• **Problem statement**: From the listing below, work out how many lines contain "Sonderdienste". Reply with that number only.
□ □ □ □
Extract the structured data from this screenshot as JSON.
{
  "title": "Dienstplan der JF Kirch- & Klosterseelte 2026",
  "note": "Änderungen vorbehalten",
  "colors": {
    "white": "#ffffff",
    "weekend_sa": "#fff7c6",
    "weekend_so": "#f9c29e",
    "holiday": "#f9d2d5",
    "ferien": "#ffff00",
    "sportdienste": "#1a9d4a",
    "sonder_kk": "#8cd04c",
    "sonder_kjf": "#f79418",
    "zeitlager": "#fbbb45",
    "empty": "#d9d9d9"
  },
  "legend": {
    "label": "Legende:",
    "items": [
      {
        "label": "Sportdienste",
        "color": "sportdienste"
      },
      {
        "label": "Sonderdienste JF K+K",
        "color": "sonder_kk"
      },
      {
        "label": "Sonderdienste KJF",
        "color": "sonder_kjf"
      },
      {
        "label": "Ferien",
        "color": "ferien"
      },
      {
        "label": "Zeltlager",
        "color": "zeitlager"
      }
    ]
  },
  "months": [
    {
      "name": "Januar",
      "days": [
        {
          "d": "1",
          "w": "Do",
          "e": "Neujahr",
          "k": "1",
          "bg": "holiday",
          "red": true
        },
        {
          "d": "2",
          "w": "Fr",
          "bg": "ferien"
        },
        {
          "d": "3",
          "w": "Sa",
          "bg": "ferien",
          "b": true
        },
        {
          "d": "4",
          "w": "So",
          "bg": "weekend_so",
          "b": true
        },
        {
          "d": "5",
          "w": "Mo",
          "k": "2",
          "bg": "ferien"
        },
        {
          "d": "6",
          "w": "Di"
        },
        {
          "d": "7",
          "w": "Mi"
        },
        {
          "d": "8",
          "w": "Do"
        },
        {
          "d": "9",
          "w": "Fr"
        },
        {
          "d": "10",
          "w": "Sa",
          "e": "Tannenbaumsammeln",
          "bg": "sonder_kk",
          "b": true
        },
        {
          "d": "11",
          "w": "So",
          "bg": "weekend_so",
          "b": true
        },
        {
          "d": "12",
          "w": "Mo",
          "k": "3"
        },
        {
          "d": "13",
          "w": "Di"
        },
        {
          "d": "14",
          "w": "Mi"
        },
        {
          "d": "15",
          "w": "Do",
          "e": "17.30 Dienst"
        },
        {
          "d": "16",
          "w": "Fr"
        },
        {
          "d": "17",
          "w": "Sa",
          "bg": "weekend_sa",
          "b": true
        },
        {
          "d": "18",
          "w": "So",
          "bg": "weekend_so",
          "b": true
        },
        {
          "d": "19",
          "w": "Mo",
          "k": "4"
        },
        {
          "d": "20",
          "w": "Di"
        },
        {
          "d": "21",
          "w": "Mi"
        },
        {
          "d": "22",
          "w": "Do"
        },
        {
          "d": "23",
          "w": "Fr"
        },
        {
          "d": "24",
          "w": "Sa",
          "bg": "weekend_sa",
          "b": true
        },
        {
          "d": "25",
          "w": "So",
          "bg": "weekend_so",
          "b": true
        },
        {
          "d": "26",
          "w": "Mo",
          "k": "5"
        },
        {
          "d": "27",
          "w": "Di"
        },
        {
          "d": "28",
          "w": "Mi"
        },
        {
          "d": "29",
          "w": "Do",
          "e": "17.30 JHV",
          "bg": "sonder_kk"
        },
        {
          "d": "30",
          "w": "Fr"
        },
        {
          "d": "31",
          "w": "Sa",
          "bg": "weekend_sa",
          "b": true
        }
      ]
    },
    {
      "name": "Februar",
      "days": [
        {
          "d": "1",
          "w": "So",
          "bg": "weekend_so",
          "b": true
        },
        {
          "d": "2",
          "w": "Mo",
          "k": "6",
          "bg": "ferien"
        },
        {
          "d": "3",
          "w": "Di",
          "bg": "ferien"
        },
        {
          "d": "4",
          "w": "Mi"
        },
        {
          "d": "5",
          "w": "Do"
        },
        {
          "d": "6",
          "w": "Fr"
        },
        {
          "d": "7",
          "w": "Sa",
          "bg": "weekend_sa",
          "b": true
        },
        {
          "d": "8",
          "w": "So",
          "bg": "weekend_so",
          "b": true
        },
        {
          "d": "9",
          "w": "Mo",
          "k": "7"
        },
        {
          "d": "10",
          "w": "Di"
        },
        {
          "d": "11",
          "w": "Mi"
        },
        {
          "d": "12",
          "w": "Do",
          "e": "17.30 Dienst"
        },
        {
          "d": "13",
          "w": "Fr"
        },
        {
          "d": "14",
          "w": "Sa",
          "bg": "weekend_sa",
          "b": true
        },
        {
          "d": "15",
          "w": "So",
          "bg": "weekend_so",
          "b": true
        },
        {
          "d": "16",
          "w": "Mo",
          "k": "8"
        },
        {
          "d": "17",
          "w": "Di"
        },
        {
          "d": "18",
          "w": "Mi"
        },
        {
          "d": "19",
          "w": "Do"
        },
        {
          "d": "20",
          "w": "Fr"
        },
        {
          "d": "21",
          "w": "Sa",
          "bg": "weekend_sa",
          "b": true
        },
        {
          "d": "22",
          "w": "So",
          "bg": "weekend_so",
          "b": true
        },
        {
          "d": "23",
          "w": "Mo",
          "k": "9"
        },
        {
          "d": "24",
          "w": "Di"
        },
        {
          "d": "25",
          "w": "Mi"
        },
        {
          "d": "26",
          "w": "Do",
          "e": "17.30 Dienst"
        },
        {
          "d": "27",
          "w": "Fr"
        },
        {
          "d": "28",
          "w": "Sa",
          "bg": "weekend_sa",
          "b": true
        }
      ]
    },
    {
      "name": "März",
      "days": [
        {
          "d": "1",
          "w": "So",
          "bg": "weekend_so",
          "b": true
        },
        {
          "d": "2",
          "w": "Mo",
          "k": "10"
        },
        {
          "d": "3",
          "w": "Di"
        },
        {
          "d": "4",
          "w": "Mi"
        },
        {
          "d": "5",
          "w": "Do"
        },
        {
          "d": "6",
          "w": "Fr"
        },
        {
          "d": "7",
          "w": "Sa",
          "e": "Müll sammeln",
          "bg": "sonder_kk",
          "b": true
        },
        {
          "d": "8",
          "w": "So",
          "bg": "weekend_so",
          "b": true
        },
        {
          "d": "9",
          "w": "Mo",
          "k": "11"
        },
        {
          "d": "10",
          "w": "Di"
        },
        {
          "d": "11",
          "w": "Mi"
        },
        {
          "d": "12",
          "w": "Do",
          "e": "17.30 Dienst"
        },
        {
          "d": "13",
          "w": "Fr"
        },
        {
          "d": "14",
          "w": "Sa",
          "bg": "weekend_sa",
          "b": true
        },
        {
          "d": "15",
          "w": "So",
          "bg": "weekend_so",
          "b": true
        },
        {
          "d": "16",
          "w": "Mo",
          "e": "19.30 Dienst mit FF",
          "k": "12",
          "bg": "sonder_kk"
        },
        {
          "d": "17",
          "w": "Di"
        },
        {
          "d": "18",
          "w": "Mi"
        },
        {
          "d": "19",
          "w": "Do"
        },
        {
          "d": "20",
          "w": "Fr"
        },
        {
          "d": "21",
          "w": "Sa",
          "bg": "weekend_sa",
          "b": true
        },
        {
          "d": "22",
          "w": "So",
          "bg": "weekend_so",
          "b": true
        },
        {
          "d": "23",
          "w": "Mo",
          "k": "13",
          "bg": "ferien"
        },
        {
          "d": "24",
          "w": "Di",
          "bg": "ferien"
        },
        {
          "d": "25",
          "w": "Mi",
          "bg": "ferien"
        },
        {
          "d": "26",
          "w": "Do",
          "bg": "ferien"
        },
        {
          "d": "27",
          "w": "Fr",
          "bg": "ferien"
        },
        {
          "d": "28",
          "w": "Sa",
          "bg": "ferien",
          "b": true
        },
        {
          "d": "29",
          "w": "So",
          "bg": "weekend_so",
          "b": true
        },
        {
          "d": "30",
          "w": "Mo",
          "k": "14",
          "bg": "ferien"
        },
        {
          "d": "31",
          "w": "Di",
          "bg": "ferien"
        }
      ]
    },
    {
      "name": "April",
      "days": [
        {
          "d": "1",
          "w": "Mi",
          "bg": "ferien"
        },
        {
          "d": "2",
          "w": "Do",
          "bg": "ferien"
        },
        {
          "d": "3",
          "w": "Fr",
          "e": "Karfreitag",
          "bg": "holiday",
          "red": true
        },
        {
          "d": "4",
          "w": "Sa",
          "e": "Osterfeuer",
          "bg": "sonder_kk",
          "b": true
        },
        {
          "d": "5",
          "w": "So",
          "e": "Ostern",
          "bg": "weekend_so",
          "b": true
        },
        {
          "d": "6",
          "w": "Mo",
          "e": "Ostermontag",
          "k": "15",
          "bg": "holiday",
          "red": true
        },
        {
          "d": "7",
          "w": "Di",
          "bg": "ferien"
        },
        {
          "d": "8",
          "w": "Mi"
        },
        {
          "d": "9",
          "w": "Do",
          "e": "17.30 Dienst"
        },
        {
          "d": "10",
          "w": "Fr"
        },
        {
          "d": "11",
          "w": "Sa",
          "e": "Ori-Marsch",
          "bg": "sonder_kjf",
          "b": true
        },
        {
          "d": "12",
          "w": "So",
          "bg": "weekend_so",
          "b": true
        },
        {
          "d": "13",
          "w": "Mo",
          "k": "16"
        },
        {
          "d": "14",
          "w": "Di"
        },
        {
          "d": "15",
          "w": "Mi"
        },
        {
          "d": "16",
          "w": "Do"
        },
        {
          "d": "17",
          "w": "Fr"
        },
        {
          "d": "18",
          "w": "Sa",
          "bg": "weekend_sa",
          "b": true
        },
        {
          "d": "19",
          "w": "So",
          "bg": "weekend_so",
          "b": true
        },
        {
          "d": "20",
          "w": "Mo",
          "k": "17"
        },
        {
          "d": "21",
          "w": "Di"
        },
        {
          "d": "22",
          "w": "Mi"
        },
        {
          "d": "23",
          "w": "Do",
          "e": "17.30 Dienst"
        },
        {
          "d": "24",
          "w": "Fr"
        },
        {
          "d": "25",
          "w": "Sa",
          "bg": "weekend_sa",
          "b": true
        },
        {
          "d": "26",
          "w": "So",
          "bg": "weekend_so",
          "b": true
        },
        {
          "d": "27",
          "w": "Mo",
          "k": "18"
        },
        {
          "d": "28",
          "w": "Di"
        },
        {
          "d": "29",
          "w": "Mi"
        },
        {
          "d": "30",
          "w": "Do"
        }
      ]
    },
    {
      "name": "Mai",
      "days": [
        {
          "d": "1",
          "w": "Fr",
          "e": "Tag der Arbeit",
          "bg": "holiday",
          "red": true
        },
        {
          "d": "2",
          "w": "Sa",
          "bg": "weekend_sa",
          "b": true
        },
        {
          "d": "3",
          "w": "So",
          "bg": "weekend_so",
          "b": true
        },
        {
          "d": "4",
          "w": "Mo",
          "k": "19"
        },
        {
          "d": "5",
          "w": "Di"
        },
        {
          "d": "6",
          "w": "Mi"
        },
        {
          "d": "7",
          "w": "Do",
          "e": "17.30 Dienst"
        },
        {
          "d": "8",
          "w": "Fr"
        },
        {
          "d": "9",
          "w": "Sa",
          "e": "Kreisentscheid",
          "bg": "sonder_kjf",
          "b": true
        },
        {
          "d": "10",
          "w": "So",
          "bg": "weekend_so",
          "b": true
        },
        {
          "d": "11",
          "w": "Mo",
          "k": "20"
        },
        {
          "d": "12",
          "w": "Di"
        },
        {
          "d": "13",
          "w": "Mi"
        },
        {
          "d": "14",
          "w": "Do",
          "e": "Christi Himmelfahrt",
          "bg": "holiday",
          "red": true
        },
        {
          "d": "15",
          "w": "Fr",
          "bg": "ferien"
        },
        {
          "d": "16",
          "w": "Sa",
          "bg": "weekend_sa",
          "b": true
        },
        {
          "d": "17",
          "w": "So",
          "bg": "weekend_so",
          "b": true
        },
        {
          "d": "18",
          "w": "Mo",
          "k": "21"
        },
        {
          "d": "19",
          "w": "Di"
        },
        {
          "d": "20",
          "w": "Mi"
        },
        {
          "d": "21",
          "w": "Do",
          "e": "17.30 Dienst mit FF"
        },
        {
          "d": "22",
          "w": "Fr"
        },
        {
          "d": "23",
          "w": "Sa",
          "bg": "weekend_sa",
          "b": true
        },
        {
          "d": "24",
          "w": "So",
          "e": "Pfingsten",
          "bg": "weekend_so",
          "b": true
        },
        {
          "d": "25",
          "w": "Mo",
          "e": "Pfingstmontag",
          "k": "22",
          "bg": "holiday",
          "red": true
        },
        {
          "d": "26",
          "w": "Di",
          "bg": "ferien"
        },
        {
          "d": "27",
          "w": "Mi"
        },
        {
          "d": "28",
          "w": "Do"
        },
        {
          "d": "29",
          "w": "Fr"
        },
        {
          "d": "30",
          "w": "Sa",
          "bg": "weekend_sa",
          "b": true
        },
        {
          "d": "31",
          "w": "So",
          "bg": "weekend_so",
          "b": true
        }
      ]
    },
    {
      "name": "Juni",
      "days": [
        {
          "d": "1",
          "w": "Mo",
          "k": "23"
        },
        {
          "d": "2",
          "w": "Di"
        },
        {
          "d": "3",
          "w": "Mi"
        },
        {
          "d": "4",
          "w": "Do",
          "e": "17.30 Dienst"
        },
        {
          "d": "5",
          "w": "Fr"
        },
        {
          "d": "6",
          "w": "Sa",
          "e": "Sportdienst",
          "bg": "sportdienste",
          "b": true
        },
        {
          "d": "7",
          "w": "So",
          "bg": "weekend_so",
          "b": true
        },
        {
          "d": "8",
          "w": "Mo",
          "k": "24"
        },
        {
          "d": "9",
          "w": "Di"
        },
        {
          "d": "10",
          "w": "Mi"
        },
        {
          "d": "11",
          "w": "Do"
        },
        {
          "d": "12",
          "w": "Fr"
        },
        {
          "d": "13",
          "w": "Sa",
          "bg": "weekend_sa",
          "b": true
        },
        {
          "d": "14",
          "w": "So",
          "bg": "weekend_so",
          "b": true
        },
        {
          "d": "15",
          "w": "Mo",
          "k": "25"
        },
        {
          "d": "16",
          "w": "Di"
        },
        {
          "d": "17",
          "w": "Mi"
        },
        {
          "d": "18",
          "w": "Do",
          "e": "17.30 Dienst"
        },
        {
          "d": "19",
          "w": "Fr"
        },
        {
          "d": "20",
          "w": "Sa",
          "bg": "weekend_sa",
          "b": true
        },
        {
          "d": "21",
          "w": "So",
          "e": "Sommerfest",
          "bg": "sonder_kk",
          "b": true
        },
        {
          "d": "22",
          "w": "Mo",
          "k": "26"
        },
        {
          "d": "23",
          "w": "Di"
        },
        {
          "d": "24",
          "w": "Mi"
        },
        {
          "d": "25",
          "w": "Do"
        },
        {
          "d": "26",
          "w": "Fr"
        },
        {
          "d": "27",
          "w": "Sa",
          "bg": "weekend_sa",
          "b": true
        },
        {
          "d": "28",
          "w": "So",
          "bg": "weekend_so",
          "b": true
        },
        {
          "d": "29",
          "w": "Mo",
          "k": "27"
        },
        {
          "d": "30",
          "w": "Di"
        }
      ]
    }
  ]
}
□ □ □ □
• **Task output**: 2